Data for this task –
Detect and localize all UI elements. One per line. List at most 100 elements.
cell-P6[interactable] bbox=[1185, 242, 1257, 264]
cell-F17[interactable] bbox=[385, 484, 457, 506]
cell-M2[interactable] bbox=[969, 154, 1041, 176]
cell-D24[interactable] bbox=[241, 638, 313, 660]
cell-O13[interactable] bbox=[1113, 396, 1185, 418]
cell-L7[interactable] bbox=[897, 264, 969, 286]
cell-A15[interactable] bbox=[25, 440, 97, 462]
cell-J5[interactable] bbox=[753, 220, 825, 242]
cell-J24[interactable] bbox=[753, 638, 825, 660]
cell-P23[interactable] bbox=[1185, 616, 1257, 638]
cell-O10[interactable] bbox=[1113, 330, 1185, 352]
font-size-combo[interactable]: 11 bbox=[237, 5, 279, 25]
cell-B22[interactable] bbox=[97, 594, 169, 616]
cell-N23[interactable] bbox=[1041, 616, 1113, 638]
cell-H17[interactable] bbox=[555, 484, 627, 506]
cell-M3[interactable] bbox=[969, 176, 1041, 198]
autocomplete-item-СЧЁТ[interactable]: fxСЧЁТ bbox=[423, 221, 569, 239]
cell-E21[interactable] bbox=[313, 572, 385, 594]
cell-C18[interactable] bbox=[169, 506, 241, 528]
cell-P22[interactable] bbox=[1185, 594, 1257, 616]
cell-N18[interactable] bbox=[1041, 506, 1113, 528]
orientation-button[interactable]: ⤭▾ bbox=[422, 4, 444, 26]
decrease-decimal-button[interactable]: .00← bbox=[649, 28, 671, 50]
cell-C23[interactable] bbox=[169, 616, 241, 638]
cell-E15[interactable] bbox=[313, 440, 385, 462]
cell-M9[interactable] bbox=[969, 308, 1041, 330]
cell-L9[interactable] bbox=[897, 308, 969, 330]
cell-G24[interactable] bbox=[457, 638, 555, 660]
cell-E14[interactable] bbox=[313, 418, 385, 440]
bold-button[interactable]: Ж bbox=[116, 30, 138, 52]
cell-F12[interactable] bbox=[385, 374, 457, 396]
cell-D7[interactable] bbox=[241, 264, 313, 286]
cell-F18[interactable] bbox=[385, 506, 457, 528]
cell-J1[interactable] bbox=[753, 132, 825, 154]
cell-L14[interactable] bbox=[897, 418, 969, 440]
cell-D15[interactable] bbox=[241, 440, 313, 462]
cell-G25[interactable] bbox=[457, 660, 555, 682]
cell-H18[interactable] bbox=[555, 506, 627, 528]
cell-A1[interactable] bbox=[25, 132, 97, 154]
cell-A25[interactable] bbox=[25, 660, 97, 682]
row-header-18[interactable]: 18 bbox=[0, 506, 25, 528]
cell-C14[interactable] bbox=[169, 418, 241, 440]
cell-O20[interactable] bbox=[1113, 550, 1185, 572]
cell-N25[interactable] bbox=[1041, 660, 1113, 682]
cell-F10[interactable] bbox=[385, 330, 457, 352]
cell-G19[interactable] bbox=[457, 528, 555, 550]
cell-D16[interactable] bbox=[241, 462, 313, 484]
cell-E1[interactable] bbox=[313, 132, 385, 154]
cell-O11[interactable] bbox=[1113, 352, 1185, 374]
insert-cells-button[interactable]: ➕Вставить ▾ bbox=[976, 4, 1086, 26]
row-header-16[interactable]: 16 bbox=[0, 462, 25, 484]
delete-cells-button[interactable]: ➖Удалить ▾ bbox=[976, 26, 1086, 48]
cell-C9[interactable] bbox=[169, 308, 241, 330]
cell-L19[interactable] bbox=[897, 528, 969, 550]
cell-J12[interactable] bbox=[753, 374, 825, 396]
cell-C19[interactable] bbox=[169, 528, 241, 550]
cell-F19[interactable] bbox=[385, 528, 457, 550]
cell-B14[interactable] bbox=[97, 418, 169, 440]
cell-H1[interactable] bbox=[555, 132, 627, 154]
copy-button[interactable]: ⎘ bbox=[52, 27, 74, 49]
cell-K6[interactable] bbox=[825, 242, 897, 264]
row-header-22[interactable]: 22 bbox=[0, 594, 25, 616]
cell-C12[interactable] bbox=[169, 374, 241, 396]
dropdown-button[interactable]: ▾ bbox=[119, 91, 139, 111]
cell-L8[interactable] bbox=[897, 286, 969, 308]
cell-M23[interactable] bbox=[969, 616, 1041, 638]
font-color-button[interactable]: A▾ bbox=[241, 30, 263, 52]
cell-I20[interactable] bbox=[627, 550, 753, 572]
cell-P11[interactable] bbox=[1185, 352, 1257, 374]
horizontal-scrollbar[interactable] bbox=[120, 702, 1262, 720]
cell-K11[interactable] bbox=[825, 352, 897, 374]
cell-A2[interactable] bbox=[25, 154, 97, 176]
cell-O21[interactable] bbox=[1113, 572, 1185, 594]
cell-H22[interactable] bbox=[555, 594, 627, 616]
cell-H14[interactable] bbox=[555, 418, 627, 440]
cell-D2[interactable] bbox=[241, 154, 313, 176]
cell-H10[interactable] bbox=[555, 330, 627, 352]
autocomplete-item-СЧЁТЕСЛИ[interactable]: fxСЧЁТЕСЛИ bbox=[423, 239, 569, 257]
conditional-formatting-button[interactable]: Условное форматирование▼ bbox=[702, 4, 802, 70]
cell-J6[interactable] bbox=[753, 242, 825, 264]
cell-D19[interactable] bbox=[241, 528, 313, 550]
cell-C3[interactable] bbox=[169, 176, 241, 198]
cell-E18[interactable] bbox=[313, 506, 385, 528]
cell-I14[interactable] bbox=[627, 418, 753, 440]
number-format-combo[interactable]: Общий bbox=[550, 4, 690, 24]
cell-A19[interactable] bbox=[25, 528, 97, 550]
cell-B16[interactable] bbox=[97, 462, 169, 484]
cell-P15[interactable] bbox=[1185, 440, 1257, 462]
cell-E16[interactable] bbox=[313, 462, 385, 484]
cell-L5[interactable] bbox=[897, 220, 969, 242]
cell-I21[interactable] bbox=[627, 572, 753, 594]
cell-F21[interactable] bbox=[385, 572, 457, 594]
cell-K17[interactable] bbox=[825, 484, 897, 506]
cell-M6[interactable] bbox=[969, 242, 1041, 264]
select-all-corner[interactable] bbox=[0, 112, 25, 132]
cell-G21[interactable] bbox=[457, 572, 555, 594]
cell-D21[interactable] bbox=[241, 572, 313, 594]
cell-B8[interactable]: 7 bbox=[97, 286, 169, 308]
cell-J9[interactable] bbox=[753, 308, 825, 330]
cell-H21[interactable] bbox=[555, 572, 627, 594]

What is needed –
Recast every line of the entries above as a numbered list, omitting any blank lines.

Exercise solution –
1. Detect and localize all UI elements. One per line. List at most 100 elements.
2. cell-P6[interactable] bbox=[1185, 242, 1257, 264]
3. cell-F17[interactable] bbox=[385, 484, 457, 506]
4. cell-M2[interactable] bbox=[969, 154, 1041, 176]
5. cell-D24[interactable] bbox=[241, 638, 313, 660]
6. cell-O13[interactable] bbox=[1113, 396, 1185, 418]
7. cell-L7[interactable] bbox=[897, 264, 969, 286]
8. cell-A15[interactable] bbox=[25, 440, 97, 462]
9. cell-J5[interactable] bbox=[753, 220, 825, 242]
10. cell-J24[interactable] bbox=[753, 638, 825, 660]
11. cell-P23[interactable] bbox=[1185, 616, 1257, 638]
12. cell-O10[interactable] bbox=[1113, 330, 1185, 352]
13. font-size-combo[interactable]: 11 bbox=[237, 5, 279, 25]
14. cell-B22[interactable] bbox=[97, 594, 169, 616]
15. cell-N23[interactable] bbox=[1041, 616, 1113, 638]
16. cell-H17[interactable] bbox=[555, 484, 627, 506]
17. cell-M3[interactable] bbox=[969, 176, 1041, 198]
18. autocomplete-item-СЧЁТ[interactable]: fxСЧЁТ bbox=[423, 221, 569, 239]
19. cell-E21[interactable] bbox=[313, 572, 385, 594]
20. cell-C18[interactable] bbox=[169, 506, 241, 528]
21. cell-P22[interactable] bbox=[1185, 594, 1257, 616]
22. cell-N18[interactable] bbox=[1041, 506, 1113, 528]
23. orientation-button[interactable]: ⤭▾ bbox=[422, 4, 444, 26]
24. decrease-decimal-button[interactable]: .00← bbox=[649, 28, 671, 50]
25. cell-C23[interactable] bbox=[169, 616, 241, 638]
26. cell-E15[interactable] bbox=[313, 440, 385, 462]
27. cell-M9[interactable] bbox=[969, 308, 1041, 330]
28. cell-L9[interactable] bbox=[897, 308, 969, 330]
29. cell-G24[interactable] bbox=[457, 638, 555, 660]
30. cell-E14[interactable] bbox=[313, 418, 385, 440]
31. bold-button[interactable]: Ж bbox=[116, 30, 138, 52]
32. cell-F12[interactable] bbox=[385, 374, 457, 396]
33. cell-D7[interactable] bbox=[241, 264, 313, 286]
34. cell-F18[interactable] bbox=[385, 506, 457, 528]
35. cell-J1[interactable] bbox=[753, 132, 825, 154]
36. cell-L14[interactable] bbox=[897, 418, 969, 440]
37. cell-D15[interactable] bbox=[241, 440, 313, 462]
38. cell-G25[interactable] bbox=[457, 660, 555, 682]
39. cell-H18[interactable] bbox=[555, 506, 627, 528]
40. cell-A1[interactable] bbox=[25, 132, 97, 154]
41. cell-A25[interactable] bbox=[25, 660, 97, 682]
42. row-header-18[interactable]: 18 bbox=[0, 506, 25, 528]
43. cell-C14[interactable] bbox=[169, 418, 241, 440]
44. cell-O20[interactable] bbox=[1113, 550, 1185, 572]
45. cell-N25[interactable] bbox=[1041, 660, 1113, 682]
46. cell-F10[interactable] bbox=[385, 330, 457, 352]
47. cell-G19[interactable] bbox=[457, 528, 555, 550]
48. cell-D16[interactable] bbox=[241, 462, 313, 484]
49. cell-E1[interactable] bbox=[313, 132, 385, 154]
50. cell-O11[interactable] bbox=[1113, 352, 1185, 374]
51. insert-cells-button[interactable]: ➕Вставить ▾ bbox=[976, 4, 1086, 26]
52. row-header-16[interactable]: 16 bbox=[0, 462, 25, 484]
53. delete-cells-button[interactable]: ➖Удалить ▾ bbox=[976, 26, 1086, 48]
54. cell-C9[interactable] bbox=[169, 308, 241, 330]
55. cell-L19[interactable] bbox=[897, 528, 969, 550]
56. cell-J12[interactable] bbox=[753, 374, 825, 396]
57. cell-C19[interactable] bbox=[169, 528, 241, 550]
58. cell-F19[interactable] bbox=[385, 528, 457, 550]
59. cell-B14[interactable] bbox=[97, 418, 169, 440]
60. cell-H1[interactable] bbox=[555, 132, 627, 154]
61. copy-button[interactable]: ⎘ bbox=[52, 27, 74, 49]
62. cell-K6[interactable] bbox=[825, 242, 897, 264]
63. row-header-22[interactable]: 22 bbox=[0, 594, 25, 616]
64. cell-C12[interactable] bbox=[169, 374, 241, 396]
65. dropdown-button[interactable]: ▾ bbox=[119, 91, 139, 111]
66. cell-L8[interactable] bbox=[897, 286, 969, 308]
67. cell-M23[interactable] bbox=[969, 616, 1041, 638]
68. font-color-button[interactable]: A▾ bbox=[241, 30, 263, 52]
69. cell-I20[interactable] bbox=[627, 550, 753, 572]
70. cell-P11[interactable] bbox=[1185, 352, 1257, 374]
71. horizontal-scrollbar[interactable] bbox=[120, 702, 1262, 720]
72. cell-K11[interactable] bbox=[825, 352, 897, 374]
73. cell-A2[interactable] bbox=[25, 154, 97, 176]
74. cell-O21[interactable] bbox=[1113, 572, 1185, 594]
75. cell-H22[interactable] bbox=[555, 594, 627, 616]
76. cell-H14[interactable] bbox=[555, 418, 627, 440]
77. cell-D2[interactable] bbox=[241, 154, 313, 176]
78. cell-H10[interactable] bbox=[555, 330, 627, 352]
79. autocomplete-item-СЧЁТЕСЛИ[interactable]: fxСЧЁТЕСЛИ bbox=[423, 239, 569, 257]
80. conditional-formatting-button[interactable]: Условное форматирование▼ bbox=[702, 4, 802, 70]
81. cell-J6[interactable] bbox=[753, 242, 825, 264]
82. cell-D19[interactable] bbox=[241, 528, 313, 550]
83. cell-C3[interactable] bbox=[169, 176, 241, 198]
84. cell-E18[interactable] bbox=[313, 506, 385, 528]
85. cell-I14[interactable] bbox=[627, 418, 753, 440]
86. number-format-combo[interactable]: Общий bbox=[550, 4, 690, 24]
87. cell-A19[interactable] bbox=[25, 528, 97, 550]
88. cell-B16[interactable] bbox=[97, 462, 169, 484]
89. cell-P15[interactable] bbox=[1185, 440, 1257, 462]
90. cell-E16[interactable] bbox=[313, 462, 385, 484]
91. cell-L5[interactable] bbox=[897, 220, 969, 242]
92. cell-I21[interactable] bbox=[627, 572, 753, 594]
93. cell-F21[interactable] bbox=[385, 572, 457, 594]
94. cell-K17[interactable] bbox=[825, 484, 897, 506]
95. cell-M6[interactable] bbox=[969, 242, 1041, 264]
96. select-all-corner[interactable] bbox=[0, 112, 25, 132]
97. cell-G21[interactable] bbox=[457, 572, 555, 594]
98. cell-D21[interactable] bbox=[241, 572, 313, 594]
99. cell-B8[interactable]: 7 bbox=[97, 286, 169, 308]
100. cell-J9[interactable] bbox=[753, 308, 825, 330]
101. cell-H21[interactable] bbox=[555, 572, 627, 594]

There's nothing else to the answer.